■ **Exercise details**: Check each line of the material. Copy those containing "Kurtosis".

--

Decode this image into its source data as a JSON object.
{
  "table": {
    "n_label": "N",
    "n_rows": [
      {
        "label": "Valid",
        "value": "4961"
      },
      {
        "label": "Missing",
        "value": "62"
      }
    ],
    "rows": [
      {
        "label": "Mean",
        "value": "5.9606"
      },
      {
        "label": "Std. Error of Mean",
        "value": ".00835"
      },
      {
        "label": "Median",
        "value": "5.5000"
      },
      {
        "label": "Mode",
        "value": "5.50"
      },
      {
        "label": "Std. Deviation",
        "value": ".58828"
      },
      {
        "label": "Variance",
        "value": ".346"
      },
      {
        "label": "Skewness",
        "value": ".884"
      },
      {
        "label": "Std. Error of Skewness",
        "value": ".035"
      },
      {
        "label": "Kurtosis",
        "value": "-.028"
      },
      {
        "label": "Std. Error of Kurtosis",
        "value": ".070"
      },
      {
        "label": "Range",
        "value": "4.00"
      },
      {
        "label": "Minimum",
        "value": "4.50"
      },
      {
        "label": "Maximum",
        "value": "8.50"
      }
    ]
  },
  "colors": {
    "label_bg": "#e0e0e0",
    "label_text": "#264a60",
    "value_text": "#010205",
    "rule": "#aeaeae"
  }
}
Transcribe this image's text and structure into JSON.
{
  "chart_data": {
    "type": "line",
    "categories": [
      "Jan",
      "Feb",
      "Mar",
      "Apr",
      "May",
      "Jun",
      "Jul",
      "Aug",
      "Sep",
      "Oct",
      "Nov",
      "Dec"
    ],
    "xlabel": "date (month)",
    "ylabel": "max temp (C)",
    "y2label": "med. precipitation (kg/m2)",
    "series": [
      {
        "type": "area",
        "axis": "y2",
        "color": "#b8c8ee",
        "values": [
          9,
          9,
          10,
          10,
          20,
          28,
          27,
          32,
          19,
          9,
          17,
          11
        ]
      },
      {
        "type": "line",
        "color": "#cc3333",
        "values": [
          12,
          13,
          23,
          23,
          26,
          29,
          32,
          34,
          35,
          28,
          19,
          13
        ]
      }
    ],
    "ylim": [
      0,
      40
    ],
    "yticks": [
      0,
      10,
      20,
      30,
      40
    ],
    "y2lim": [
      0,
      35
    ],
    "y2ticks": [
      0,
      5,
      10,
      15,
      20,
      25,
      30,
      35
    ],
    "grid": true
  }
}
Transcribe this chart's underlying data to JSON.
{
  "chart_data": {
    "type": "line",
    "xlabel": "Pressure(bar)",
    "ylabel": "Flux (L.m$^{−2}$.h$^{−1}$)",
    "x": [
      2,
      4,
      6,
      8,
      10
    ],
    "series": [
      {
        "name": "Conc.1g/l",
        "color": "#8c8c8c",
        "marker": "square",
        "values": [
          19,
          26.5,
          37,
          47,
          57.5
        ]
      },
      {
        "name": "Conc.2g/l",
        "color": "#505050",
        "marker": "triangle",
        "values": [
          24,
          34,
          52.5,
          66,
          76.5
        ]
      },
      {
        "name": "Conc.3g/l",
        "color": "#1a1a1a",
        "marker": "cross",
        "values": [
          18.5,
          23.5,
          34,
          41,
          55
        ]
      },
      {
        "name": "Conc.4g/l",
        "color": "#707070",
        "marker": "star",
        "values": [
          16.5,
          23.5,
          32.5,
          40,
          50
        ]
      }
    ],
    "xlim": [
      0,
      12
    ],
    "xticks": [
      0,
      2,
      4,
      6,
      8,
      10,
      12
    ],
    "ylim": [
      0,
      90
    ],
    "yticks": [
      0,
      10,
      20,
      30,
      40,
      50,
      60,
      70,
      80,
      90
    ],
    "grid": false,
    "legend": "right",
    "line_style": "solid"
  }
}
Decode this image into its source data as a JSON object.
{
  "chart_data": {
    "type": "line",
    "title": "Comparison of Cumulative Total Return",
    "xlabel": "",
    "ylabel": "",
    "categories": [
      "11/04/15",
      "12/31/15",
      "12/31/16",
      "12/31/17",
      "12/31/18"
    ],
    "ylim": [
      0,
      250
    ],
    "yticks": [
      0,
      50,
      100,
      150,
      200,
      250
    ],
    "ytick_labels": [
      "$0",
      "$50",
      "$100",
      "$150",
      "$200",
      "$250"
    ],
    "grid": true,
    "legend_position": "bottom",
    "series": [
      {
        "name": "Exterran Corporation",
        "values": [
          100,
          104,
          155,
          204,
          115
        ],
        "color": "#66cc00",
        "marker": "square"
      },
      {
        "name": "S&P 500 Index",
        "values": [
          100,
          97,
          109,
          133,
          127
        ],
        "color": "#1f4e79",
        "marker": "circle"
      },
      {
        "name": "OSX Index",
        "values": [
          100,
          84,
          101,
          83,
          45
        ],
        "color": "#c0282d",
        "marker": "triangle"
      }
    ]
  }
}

--

■ **The completed task**:
        "label": "Kurtosis",
        "label": "Std. Error of Kurtosis",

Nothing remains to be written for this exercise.